▶ _ENTRIES_

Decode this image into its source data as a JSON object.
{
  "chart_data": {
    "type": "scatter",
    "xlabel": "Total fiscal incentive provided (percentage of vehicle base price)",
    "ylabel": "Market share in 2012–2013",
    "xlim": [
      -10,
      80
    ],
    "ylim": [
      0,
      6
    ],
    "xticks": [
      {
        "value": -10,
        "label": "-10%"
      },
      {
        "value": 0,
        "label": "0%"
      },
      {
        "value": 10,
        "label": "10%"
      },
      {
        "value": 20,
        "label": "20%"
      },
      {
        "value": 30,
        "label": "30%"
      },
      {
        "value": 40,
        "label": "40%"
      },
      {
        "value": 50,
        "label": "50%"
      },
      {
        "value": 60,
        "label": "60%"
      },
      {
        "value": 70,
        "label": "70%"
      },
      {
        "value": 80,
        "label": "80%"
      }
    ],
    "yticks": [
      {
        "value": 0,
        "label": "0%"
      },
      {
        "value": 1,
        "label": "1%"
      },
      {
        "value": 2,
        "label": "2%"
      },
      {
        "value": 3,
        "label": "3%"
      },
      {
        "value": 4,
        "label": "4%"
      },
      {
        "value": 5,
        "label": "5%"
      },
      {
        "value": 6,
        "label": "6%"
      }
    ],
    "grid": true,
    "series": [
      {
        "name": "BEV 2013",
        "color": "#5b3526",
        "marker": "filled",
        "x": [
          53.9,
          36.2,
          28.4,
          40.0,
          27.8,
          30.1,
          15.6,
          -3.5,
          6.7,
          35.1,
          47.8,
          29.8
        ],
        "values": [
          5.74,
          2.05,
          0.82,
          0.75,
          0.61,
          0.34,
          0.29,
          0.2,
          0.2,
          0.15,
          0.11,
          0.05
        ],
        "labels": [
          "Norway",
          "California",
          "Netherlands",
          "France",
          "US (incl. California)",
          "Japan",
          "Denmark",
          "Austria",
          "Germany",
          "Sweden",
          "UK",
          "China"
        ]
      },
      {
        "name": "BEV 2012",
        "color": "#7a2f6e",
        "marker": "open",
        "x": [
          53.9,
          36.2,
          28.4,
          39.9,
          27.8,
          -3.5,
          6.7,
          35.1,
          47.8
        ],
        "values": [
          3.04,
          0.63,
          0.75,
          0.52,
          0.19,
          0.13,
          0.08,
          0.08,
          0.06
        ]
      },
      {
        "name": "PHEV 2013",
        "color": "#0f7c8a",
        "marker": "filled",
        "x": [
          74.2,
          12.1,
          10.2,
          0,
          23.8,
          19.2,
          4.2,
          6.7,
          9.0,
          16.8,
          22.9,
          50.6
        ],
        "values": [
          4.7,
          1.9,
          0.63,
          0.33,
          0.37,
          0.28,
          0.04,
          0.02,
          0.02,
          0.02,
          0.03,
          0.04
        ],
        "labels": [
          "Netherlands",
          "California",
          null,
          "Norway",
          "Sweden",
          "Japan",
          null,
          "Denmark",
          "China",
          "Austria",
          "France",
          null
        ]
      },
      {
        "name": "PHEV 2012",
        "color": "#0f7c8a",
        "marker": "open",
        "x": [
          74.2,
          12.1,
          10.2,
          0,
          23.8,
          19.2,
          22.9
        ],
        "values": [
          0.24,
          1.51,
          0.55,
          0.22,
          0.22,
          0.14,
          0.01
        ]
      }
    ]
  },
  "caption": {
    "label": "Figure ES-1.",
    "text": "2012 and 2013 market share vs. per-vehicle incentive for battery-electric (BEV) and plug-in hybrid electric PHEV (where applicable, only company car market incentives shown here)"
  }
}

▶ _GIVEN INSTRUCTION_
From the entries above, extract each line containing "share".

▶ _COMPLETED EXERCISE_
    "ylabel": "Market share in 2012–2013",
    "text": "2012 and 2013 market share vs. per-vehicle incentive for battery-electric (BEV) and plug-in hybrid electric PHEV (where applicable, only company car market incentives shown here)"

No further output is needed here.